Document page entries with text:
• • •

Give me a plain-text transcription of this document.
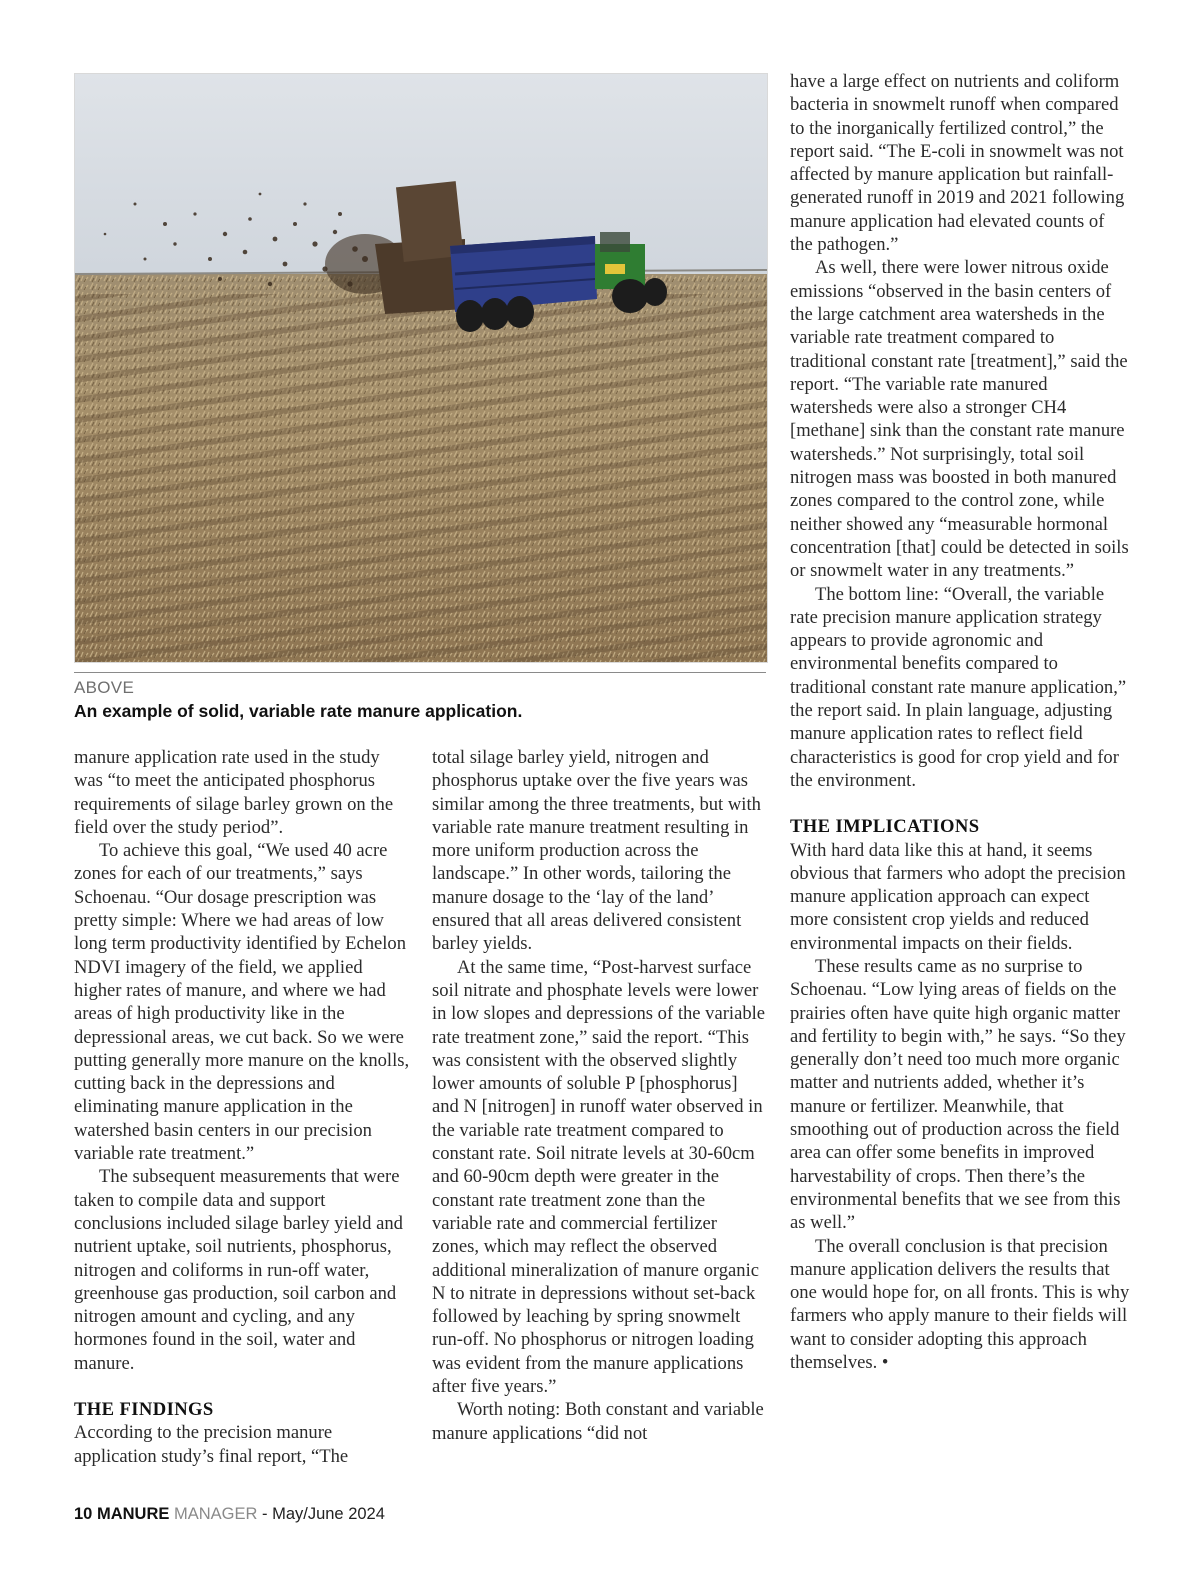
ABOVE
An example of solid, variable rate manure application.

manure application rate used in the study was “to meet the anticipated phosphorus requirements of silage barley grown on the field over the study period”.

To achieve this goal, “We used 40 acre zones for each of our treatments,” says Schoenau. “Our dosage prescription was pretty simple: Where we had areas of low long term productivity identified by Echelon NDVI imagery of the field, we applied higher rates of manure, and where we had areas of high productivity like in the depressional areas, we cut back. So we were putting generally more manure on the knolls, cutting back in the depressions and eliminating manure application in the watershed basin centers in our precision variable rate treatment.”

The subsequent measurements that were taken to compile data and support conclusions included silage barley yield and nutrient uptake, soil nutrients, phosphorus, nitrogen and coliforms in run-off water, greenhouse gas production, soil carbon and nitrogen amount and cycling, and any hormones found in the soil, water and manure.

THE FINDINGS

According to the precision manure application study’s final report, “The

total silage barley yield, nitrogen and phosphorus uptake over the five years was similar among the three treatments, but with variable rate manure treatment resulting in more uniform production across the landscape.” In other words, tailoring the manure dosage to the ‘lay of the land’ ensured that all areas delivered consistent barley yields.

At the same time, “Post-harvest surface soil nitrate and phosphate levels were lower in low slopes and depressions of the variable rate treatment zone,” said the report. “This was consistent with the observed slightly lower amounts of soluble P [phosphorus] and N [nitrogen] in runoff water observed in the variable rate treatment compared to constant rate. Soil nitrate levels at 30-60cm and 60-90cm depth were greater in the constant rate treatment zone than the variable rate and commercial fertilizer zones, which may reflect the observed additional mineralization of manure organic N to nitrate in depressions without set-back followed by leaching by spring snowmelt run-off. No phosphorus or nitrogen loading was evident from the manure applications after five years.”

Worth noting: Both constant and variable manure applications “did not

have a large effect on nutrients and coliform bacteria in snowmelt runoff when compared to the inorganically fertilized control,” the report said. “The E-coli in snowmelt was not affected by manure application but rainfall-generated runoff in 2019 and 2021 following manure application had elevated counts of the pathogen.”

As well, there were lower nitrous oxide emissions “observed in the basin centers of the large catchment area watersheds in the variable rate treatment compared to traditional constant rate [treatment],” said the report. “The variable rate manured watersheds were also a stronger CH4 [methane] sink than the constant rate manure watersheds.” Not surprisingly, total soil nitrogen mass was boosted in both manured zones compared to the control zone, while neither showed any “measurable hormonal concentration [that] could be detected in soils or snowmelt water in any treatments.”

The bottom line: “Overall, the variable rate precision manure application strategy appears to provide agronomic and environmental benefits compared to traditional constant rate manure application,” the report said. In plain language, adjusting manure application rates to reflect field characteristics is good for crop yield and for the environment.

THE IMPLICATIONS

With hard data like this at hand, it seems obvious that farmers who adopt the precision manure application approach can expect more consistent crop yields and reduced environmental impacts on their fields.

These results came as no surprise to Schoenau. “Low lying areas of fields on the prairies often have quite high organic matter and fertility to begin with,” he says. “So they generally don’t need too much more organic matter and nutrients added, whether it’s manure or fertilizer. Meanwhile, that smoothing out of production across the field area can offer some benefits in improved harvestability of crops. Then there’s the environmental benefits that we see from this as well.”

The overall conclusion is that precision manure application delivers the results that one would hope for, on all fronts. This is why farmers who apply manure to their fields will want to consider adopting this approach themselves. •

10 MANURE MANAGER - May/June 2024
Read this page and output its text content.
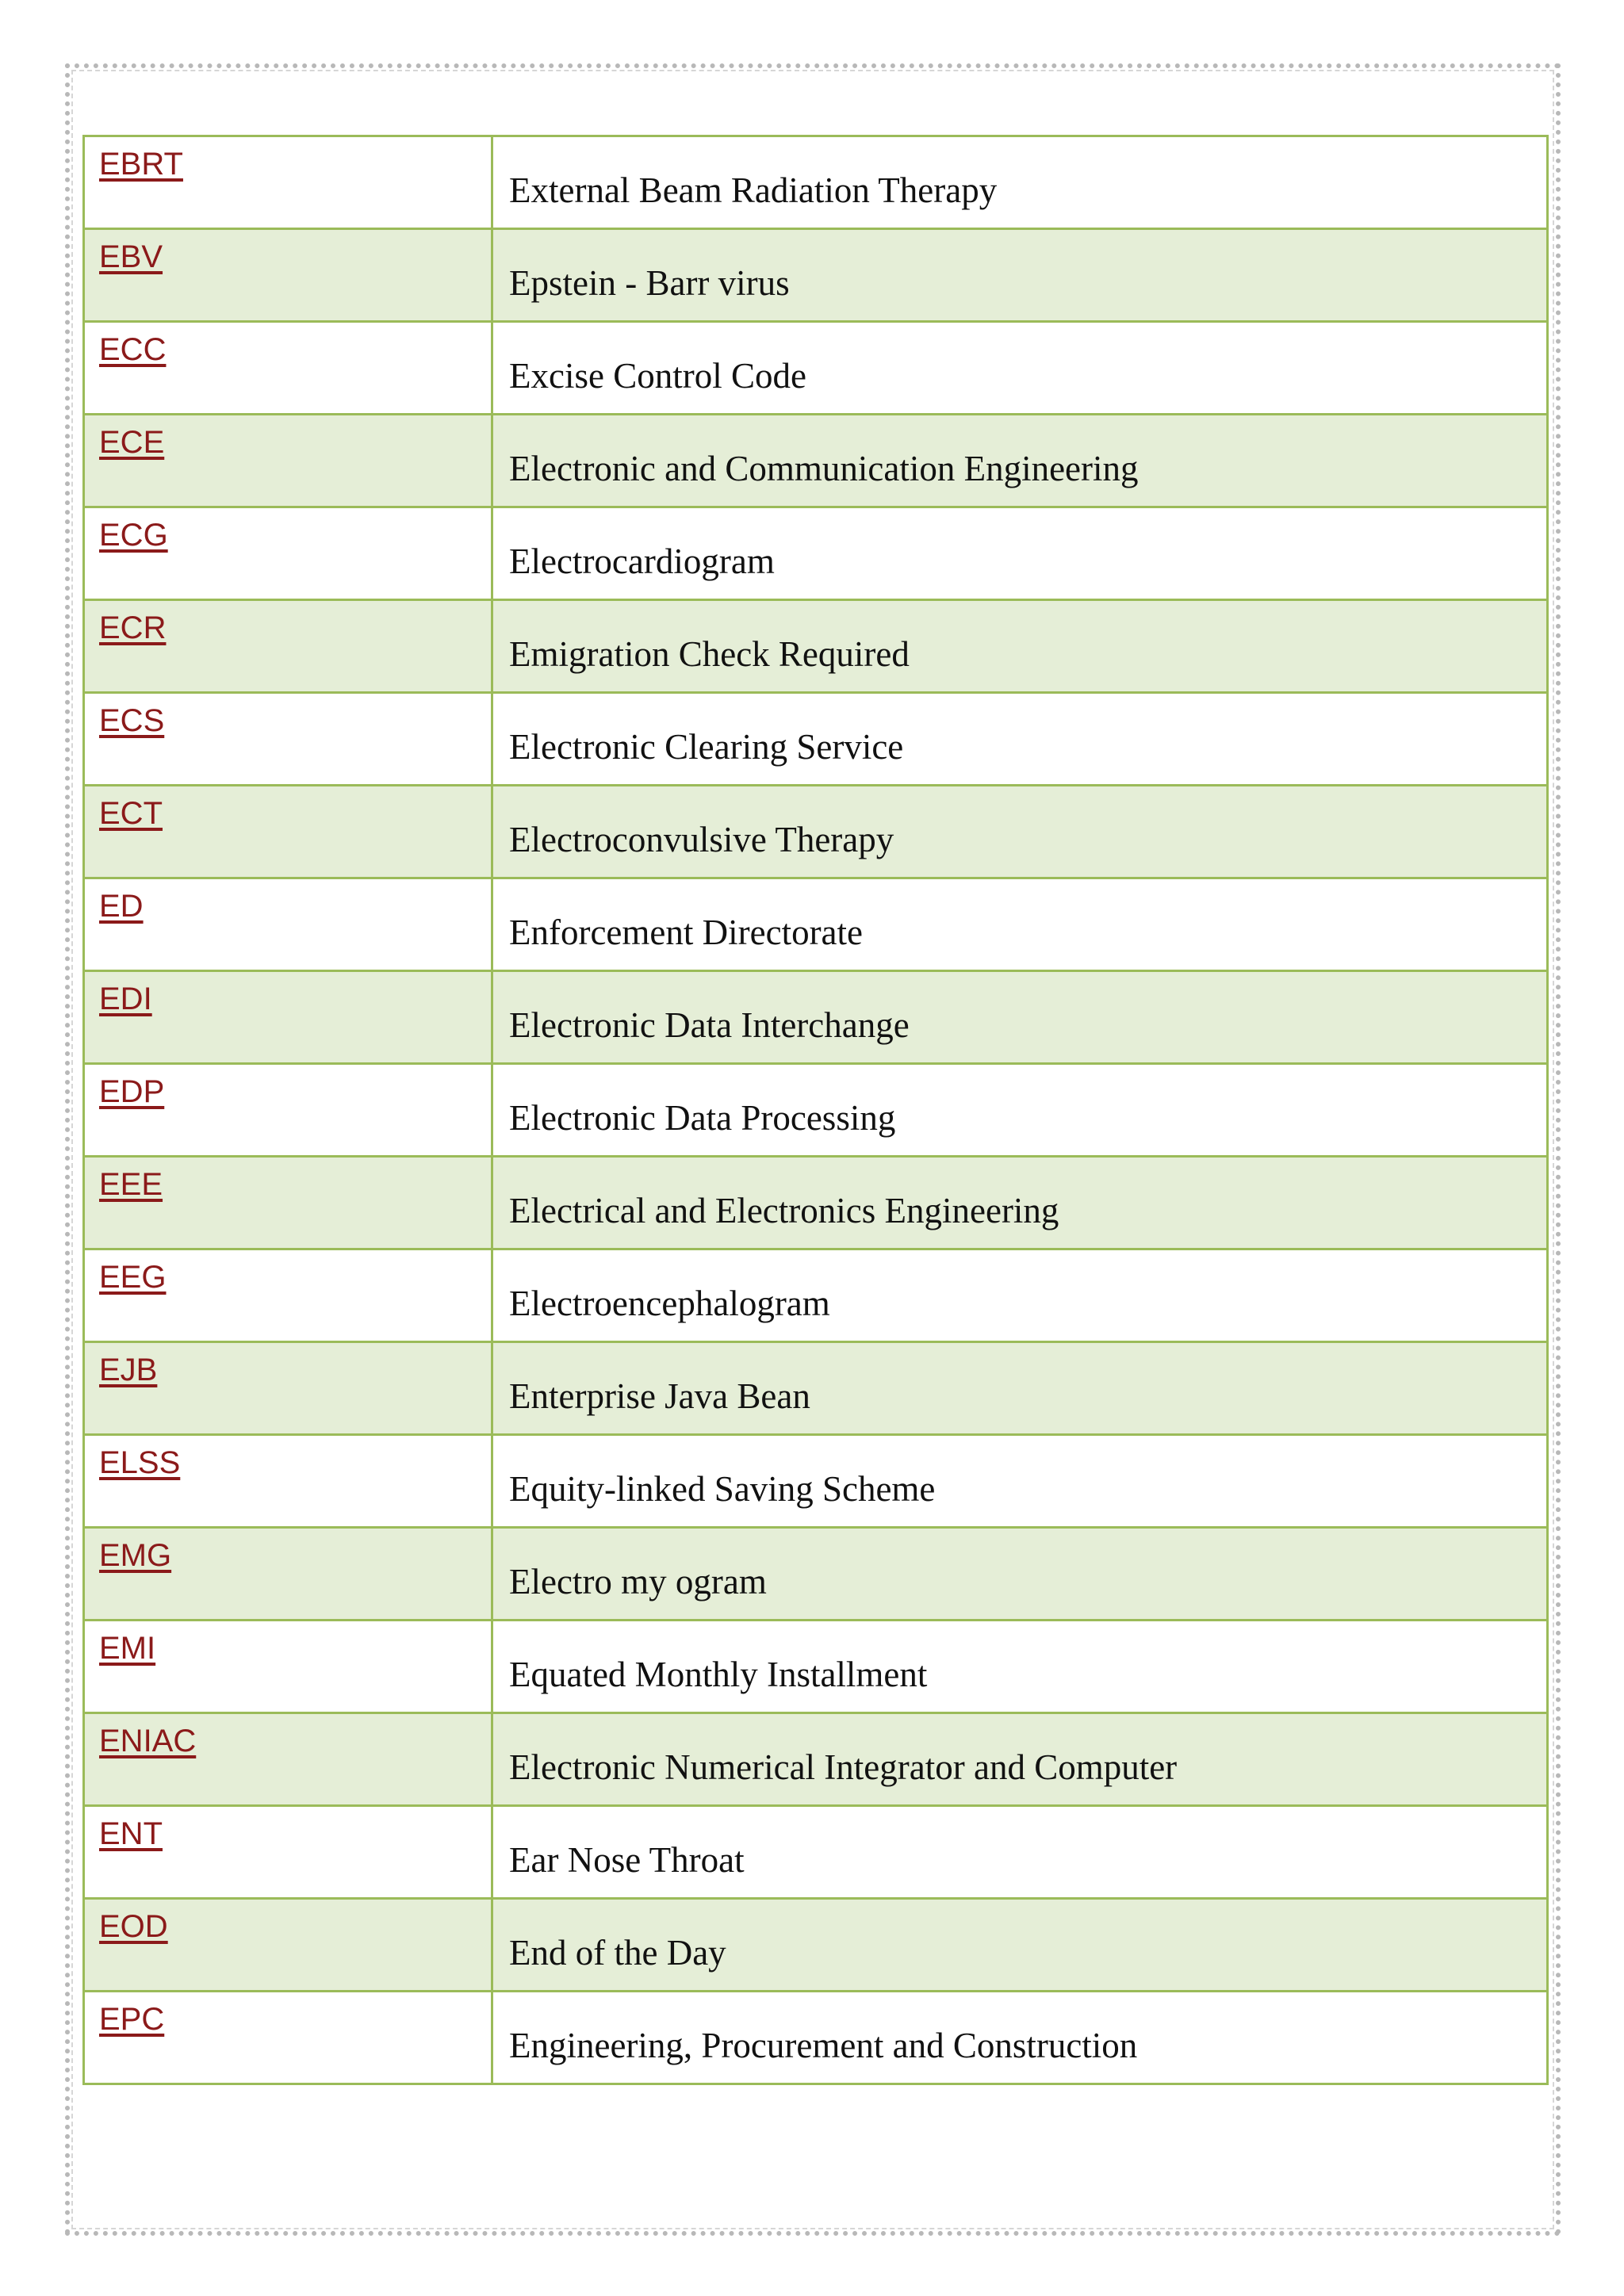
EBRT	External Beam Radiation Therapy
EBV	Epstein - Barr virus
ECC	Excise Control Code
ECE	Electronic and Communication Engineering
ECG	Electrocardiogram
ECR	Emigration Check Required
ECS	Electronic Clearing Service
ECT	Electroconvulsive Therapy
ED	Enforcement Directorate
EDI	Electronic Data Interchange
EDP	Electronic Data Processing
EEE	Electrical and Electronics Engineering
EEG	Electroencephalogram
EJB	Enterprise Java Bean
ELSS	Equity-linked Saving Scheme
EMG	Electro my ogram
EMI	Equated Monthly Installment
ENIAC	Electronic Numerical Integrator and Computer
ENT	Ear Nose Throat
EOD	End of the Day
EPC	Engineering, Procurement and Construction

• • •

# INSTRUCTIONS FOR THE TASK:
Your answer must be an exact copy of the records, without the pictures.

# TASK RESPONSE:
Give me a plain-text transcription of this document.
ABOVE
An example of solid, variable rate manure application.

manure application rate used in the study was “to meet the anticipated phosphorus requirements of silage barley grown on the field over the study period”.

To achieve this goal, “We used 40 acre zones for each of our treatments,” says Schoenau. “Our dosage prescription was pretty simple: Where we had areas of low long term productivity identified by Echelon NDVI imagery of the field, we applied higher rates of manure, and where we had areas of high productivity like in the depressional areas, we cut back. So we were putting generally more manure on the knolls, cutting back in the depressions and eliminating manure application in the watershed basin centers in our precision variable rate treatment.”

The subsequent measurements that were taken to compile data and support conclusions included silage barley yield and nutrient uptake, soil nutrients, phosphorus, nitrogen and coliforms in run-off water, greenhouse gas production, soil carbon and nitrogen amount and cycling, and any hormones found in the soil, water and manure.

THE FINDINGS

According to the precision manure application study’s final report, “The

total silage barley yield, nitrogen and phosphorus uptake over the five years was similar among the three treatments, but with variable rate manure treatment resulting in more uniform production across the landscape.” In other words, tailoring the manure dosage to the ‘lay of the land’ ensured that all areas delivered consistent barley yields.

At the same time, “Post-harvest surface soil nitrate and phosphate levels were lower in low slopes and depressions of the variable rate treatment zone,” said the report. “This was consistent with the observed slightly lower amounts of soluble P [phosphorus] and N [nitrogen] in runoff water observed in the variable rate treatment compared to constant rate. Soil nitrate levels at 30-60cm and 60-90cm depth were greater in the constant rate treatment zone than the variable rate and commercial fertilizer zones, which may reflect the observed additional mineralization of manure organic N to nitrate in depressions without set-back followed by leaching by spring snowmelt run-off. No phosphorus or nitrogen loading was evident from the manure applications after five years.”

Worth noting: Both constant and variable manure applications “did not

have a large effect on nutrients and coliform bacteria in snowmelt runoff when compared to the inorganically fertilized control,” the report said. “The E-coli in snowmelt was not affected by manure application but rainfall-generated runoff in 2019 and 2021 following manure application had elevated counts of the pathogen.”

As well, there were lower nitrous oxide emissions “observed in the basin centers of the large catchment area watersheds in the variable rate treatment compared to traditional constant rate [treatment],” said the report. “The variable rate manured watersheds were also a stronger CH4 [methane] sink than the constant rate manure watersheds.” Not surprisingly, total soil nitrogen mass was boosted in both manured zones compared to the control zone, while neither showed any “measurable hormonal concentration [that] could be detected in soils or snowmelt water in any treatments.”

The bottom line: “Overall, the variable rate precision manure application strategy appears to provide agronomic and environmental benefits compared to traditional constant rate manure application,” the report said. In plain language, adjusting manure application rates to reflect field characteristics is good for crop yield and for the environment.

THE IMPLICATIONS

With hard data like this at hand, it seems obvious that farmers who adopt the precision manure application approach can expect more consistent crop yields and reduced environmental impacts on their fields.

These results came as no surprise to Schoenau. “Low lying areas of fields on the prairies often have quite high organic matter and fertility to begin with,” he says. “So they generally don’t need too much more organic matter and nutrients added, whether it’s manure or fertilizer. Meanwhile, that smoothing out of production across the field area can offer some benefits in improved harvestability of crops. Then there’s the environmental benefits that we see from this as well.”

The overall conclusion is that precision manure application delivers the results that one would hope for, on all fronts. This is why farmers who apply manure to their fields will want to consider adopting this approach themselves. •

10 MANURE MANAGER - May/June 2024
Read this page and output its text content.
EBRT	External Beam Radiation Therapy
EBV	Epstein - Barr virus
ECC	Excise Control Code
ECE	Electronic and Communication Engineering
ECG	Electrocardiogram
ECR	Emigration Check Required
ECS	Electronic Clearing Service
ECT	Electroconvulsive Therapy
ED	Enforcement Directorate
EDI	Electronic Data Interchange
EDP	Electronic Data Processing
EEE	Electrical and Electronics Engineering
EEG	Electroencephalogram
EJB	Enterprise Java Bean
ELSS	Equity-linked Saving Scheme
EMG	Electro my ogram
EMI	Equated Monthly Installment
ENIAC	Electronic Numerical Integrator and Computer
ENT	Ear Nose Throat
EOD	End of the Day
EPC	Engineering, Procurement and Construction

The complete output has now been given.